Problem do rozwiązania >>
Ułóż jako listę numerowaną wiersze rekordów, zaczynając od pierwszego i kończąc na wierszu zawierającym „x-tick-label: 2020 [696,905,723,958]”, włącznie z nim. Pomiń puste wiersze.

(Rekordy zbioru danych)

★ ★ ★ ★

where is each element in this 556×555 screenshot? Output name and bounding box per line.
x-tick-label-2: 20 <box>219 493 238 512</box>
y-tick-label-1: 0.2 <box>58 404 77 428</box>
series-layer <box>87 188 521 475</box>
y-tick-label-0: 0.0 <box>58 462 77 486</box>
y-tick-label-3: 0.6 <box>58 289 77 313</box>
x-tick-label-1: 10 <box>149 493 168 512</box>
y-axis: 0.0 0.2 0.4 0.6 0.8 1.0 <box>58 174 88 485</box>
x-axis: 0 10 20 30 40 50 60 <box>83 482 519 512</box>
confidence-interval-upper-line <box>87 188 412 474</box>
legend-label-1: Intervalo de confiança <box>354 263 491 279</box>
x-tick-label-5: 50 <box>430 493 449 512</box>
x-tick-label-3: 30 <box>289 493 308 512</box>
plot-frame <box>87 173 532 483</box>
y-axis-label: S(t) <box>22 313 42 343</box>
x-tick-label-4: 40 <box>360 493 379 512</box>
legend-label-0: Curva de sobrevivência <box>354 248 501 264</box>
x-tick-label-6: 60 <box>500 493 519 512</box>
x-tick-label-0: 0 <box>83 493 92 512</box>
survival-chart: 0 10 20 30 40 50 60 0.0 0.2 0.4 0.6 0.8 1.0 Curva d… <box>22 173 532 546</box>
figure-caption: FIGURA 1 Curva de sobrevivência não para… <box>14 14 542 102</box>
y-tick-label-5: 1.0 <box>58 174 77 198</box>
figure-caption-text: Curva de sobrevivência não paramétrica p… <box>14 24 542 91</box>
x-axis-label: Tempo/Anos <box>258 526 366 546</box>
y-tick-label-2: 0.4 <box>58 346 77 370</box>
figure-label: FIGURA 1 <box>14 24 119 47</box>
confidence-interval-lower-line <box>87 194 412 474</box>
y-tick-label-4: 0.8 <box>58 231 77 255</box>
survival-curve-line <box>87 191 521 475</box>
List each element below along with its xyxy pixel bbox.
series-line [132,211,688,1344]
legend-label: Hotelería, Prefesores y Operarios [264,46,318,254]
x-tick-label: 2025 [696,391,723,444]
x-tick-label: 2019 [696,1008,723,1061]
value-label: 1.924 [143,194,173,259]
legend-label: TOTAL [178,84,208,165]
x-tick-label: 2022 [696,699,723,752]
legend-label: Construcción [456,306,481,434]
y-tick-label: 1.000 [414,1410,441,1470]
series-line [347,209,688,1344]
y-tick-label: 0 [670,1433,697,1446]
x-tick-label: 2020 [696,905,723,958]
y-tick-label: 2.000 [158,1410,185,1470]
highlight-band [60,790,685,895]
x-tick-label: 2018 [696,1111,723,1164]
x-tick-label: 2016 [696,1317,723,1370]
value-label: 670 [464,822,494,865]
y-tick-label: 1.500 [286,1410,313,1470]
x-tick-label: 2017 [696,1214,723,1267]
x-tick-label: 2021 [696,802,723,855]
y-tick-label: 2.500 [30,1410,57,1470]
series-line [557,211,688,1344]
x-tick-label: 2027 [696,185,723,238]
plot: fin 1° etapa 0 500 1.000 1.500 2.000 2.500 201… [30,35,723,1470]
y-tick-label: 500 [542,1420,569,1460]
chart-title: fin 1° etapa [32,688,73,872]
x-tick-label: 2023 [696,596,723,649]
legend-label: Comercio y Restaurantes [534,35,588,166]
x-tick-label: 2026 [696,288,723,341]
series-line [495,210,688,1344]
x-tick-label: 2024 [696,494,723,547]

★ ★ ★ ★

Wynik ćwiczenia >>
1. where is each element in this 556×555 screenshot? Output name and bounding box per line.
2. x-tick-label-2: 20 <box>219 493 238 512</box>
3. y-tick-label-1: 0.2 <box>58 404 77 428</box>
4. series-layer <box>87 188 521 475</box>
5. y-tick-label-0: 0.0 <box>58 462 77 486</box>
6. y-tick-label-3: 0.6 <box>58 289 77 313</box>
7. x-tick-label-1: 10 <box>149 493 168 512</box>
8. y-axis: 0.0 0.2 0.4 0.6 0.8 1.0 <box>58 174 88 485</box>
9. x-axis: 0 10 20 30 40 50 60 <box>83 482 519 512</box>
10. confidence-interval-upper-line <box>87 188 412 474</box>
11. legend-label-1: Intervalo de confiança <box>354 263 491 279</box>
12. x-tick-label-5: 50 <box>430 493 449 512</box>
13. x-tick-label-3: 30 <box>289 493 308 512</box>
14. plot-frame <box>87 173 532 483</box>
15. y-axis-label: S(t) <box>22 313 42 343</box>
16. x-tick-label-4: 40 <box>360 493 379 512</box>
17. legend-label-0: Curva de sobrevivência <box>354 248 501 264</box>
18. x-tick-label-6: 60 <box>500 493 519 512</box>
19. x-tick-label-0: 0 <box>83 493 92 512</box>
20. survival-chart: 0 10 20 30 40 50 60 0.0 0.2 0.4 0.6 0.8 1.0 Curva d… <box>22 173 532 546</box>
21. figure-caption: FIGURA 1 Curva de sobrevivência não para… <box>14 14 542 102</box>
22. y-tick-label-5: 1.0 <box>58 174 77 198</box>
23. figure-caption-text: Curva de sobrevivência não paramétrica p… <box>14 24 542 91</box>
24. x-axis-label: Tempo/Anos <box>258 526 366 546</box>
25. y-tick-label-2: 0.4 <box>58 346 77 370</box>
26. figure-label: FIGURA 1 <box>14 24 119 47</box>
27. confidence-interval-lower-line <box>87 194 412 474</box>
28. y-tick-label-4: 0.8 <box>58 231 77 255</box>
29. survival-curve-line <box>87 191 521 475</box>
30. List each element below along with its xyxy pixel bbox.
31. series-line [132,211,688,1344]
32. legend-label: Hotelería, Prefesores y Operarios [264,46,318,254]
33. x-tick-label: 2025 [696,391,723,444]
34. x-tick-label: 2019 [696,1008,723,1061]
35. value-label: 1.924 [143,194,173,259]
36. legend-label: TOTAL [178,84,208,165]
37. x-tick-label: 2022 [696,699,723,752]
38. legend-label: Construcción [456,306,481,434]
39. y-tick-label: 1.000 [414,1410,441,1470]
40. series-line [347,209,688,1344]
41. y-tick-label: 0 [670,1433,697,1446]
42. x-tick-label: 2020 [696,905,723,958]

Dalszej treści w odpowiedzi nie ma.